* BEGIN DATA PROVIDED *

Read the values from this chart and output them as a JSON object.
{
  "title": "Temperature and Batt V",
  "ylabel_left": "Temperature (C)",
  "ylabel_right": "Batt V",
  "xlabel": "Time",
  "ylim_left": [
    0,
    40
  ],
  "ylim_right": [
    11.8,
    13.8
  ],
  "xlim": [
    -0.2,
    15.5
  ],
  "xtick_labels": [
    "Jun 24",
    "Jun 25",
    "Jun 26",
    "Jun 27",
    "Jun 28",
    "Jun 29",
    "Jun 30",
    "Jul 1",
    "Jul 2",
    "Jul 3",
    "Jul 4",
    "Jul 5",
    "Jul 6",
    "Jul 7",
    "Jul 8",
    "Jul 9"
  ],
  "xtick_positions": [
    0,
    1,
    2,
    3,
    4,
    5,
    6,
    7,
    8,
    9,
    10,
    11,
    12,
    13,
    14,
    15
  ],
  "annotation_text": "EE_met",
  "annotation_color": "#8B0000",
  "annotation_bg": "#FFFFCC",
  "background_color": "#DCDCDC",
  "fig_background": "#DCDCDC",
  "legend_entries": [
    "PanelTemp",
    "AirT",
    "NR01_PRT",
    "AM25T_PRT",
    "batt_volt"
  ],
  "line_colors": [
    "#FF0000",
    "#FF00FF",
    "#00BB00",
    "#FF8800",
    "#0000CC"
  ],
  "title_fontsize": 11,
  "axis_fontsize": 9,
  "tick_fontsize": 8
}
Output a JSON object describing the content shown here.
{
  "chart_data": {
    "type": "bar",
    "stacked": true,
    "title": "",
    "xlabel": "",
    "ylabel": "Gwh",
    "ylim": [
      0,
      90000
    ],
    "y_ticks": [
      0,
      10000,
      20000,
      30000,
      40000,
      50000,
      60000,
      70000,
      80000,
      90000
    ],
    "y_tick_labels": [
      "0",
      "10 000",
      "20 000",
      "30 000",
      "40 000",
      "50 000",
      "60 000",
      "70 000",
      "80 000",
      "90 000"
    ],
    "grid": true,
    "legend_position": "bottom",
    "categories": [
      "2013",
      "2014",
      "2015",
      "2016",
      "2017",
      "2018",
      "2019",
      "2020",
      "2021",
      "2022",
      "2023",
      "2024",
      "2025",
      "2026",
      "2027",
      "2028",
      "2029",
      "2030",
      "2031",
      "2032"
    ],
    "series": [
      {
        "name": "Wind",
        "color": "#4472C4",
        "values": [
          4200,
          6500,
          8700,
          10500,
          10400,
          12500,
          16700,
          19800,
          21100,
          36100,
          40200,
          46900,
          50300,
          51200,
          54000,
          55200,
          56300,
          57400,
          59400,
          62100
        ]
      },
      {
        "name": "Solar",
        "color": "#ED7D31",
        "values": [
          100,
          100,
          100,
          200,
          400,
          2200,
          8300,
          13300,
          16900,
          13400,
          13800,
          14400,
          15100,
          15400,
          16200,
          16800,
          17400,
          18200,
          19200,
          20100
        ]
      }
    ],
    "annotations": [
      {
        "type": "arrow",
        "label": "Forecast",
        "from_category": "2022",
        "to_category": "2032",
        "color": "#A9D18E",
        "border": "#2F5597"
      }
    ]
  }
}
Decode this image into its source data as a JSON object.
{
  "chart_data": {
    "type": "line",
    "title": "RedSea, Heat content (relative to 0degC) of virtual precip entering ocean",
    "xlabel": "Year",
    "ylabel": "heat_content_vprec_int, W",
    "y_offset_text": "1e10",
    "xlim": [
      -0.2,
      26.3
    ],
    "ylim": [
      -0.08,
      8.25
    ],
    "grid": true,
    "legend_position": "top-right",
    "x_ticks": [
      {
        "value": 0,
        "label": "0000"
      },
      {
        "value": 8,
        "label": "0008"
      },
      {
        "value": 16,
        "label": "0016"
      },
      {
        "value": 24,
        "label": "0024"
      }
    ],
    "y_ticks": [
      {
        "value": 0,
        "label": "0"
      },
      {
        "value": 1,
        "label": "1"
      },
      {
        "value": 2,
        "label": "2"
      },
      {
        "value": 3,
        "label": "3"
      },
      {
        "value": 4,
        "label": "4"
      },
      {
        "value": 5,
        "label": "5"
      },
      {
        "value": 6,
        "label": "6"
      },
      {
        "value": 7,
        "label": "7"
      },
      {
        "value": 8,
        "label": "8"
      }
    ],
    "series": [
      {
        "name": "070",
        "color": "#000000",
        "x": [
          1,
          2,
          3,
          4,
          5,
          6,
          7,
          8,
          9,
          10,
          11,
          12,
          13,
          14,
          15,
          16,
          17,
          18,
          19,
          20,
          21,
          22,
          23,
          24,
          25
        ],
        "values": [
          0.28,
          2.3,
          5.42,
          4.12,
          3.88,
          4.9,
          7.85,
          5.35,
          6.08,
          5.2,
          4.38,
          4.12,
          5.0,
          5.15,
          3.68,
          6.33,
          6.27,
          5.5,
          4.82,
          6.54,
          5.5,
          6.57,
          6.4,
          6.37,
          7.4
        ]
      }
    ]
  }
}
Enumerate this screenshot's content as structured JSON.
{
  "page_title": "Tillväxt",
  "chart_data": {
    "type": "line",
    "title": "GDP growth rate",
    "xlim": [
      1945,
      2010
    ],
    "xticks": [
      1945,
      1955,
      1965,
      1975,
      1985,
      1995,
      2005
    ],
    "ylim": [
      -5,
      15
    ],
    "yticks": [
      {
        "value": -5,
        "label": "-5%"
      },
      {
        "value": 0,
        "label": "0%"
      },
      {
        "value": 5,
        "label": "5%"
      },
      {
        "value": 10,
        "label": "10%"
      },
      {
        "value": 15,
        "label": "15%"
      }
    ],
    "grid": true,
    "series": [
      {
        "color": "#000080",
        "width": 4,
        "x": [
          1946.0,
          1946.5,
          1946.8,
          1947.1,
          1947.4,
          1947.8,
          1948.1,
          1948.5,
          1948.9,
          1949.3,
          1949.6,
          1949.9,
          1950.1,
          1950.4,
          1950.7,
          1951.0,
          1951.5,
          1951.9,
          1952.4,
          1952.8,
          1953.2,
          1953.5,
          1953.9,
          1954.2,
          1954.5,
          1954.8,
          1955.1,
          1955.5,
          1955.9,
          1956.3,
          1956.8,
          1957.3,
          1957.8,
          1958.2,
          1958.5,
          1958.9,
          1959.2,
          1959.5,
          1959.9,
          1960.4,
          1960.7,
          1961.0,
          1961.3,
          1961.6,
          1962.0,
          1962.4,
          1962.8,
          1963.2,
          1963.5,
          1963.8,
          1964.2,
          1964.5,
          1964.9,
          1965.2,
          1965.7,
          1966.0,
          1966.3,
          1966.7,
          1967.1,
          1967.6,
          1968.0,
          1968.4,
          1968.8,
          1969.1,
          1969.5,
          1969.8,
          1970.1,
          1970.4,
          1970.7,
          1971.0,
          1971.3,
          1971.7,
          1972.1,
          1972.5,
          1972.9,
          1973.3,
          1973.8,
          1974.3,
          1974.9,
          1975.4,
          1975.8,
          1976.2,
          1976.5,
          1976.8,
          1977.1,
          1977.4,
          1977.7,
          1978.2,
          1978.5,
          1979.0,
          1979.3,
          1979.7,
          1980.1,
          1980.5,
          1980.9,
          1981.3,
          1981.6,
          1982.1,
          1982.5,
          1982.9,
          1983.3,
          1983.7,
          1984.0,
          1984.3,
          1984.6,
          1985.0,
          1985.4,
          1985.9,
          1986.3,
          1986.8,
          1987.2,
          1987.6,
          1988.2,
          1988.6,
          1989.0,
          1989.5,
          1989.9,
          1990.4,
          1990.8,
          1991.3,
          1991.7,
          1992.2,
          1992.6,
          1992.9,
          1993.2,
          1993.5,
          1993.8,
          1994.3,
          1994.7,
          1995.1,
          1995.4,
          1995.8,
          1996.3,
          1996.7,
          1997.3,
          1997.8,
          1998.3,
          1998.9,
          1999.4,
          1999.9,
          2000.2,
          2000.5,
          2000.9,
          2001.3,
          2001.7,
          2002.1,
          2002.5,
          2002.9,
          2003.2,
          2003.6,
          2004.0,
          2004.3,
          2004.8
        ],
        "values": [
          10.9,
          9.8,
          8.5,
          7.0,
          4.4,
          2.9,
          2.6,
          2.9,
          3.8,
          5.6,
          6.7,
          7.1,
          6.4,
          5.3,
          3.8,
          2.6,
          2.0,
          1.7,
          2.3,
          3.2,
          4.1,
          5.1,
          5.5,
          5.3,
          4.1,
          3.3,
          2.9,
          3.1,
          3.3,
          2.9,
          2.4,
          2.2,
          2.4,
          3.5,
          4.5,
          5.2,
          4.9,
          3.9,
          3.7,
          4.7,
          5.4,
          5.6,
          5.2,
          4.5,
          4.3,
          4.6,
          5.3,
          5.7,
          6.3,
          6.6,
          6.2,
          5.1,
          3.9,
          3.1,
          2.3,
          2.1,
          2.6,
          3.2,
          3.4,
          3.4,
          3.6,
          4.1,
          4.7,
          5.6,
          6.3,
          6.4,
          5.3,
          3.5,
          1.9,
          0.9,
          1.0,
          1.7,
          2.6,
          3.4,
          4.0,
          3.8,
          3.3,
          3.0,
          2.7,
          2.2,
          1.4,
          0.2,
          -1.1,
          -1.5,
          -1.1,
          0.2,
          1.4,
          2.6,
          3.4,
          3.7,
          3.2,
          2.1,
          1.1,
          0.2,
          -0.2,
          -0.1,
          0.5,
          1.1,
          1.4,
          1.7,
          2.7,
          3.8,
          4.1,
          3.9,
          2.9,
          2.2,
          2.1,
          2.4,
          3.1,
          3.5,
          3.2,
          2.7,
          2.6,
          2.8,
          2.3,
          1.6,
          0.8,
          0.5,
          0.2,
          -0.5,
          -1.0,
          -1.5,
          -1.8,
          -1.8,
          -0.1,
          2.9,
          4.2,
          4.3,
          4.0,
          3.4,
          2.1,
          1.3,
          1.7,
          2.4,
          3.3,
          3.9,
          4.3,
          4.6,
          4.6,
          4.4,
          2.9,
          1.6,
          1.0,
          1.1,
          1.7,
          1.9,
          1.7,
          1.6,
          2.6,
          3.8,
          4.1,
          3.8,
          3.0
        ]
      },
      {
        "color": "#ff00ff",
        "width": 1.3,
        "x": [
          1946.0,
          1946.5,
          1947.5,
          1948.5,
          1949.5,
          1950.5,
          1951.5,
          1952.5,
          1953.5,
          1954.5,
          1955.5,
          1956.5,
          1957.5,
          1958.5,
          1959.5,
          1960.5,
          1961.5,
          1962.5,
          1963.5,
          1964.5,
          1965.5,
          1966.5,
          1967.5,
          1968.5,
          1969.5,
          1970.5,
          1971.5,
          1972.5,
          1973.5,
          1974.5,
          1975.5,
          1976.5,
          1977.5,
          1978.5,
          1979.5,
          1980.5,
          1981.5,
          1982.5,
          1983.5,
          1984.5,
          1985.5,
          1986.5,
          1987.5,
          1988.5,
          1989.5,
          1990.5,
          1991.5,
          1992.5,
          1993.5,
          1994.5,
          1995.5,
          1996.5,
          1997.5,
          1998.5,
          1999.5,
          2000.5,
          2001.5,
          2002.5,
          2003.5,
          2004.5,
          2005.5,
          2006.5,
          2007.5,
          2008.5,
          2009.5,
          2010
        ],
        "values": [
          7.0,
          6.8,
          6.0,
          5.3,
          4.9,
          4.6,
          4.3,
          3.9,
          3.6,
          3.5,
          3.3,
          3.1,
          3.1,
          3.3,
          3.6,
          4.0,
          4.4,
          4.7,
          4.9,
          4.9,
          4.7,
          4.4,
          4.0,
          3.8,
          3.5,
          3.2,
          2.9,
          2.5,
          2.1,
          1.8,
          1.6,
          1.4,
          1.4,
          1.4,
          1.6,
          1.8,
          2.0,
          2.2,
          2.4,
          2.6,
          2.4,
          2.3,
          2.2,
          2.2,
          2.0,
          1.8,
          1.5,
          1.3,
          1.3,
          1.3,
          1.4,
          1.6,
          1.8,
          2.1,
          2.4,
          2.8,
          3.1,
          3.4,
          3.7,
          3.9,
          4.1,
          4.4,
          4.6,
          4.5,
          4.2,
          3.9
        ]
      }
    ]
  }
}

* END DATA PROVIDED *

WORK REQUIRED
Search the records for the word "object", then list every line that has it.

RESPONSE BELOW
Read the values from this chart and output them as a JSON object.
Output a JSON object describing the content shown here.
Decode this image into its source data as a JSON object.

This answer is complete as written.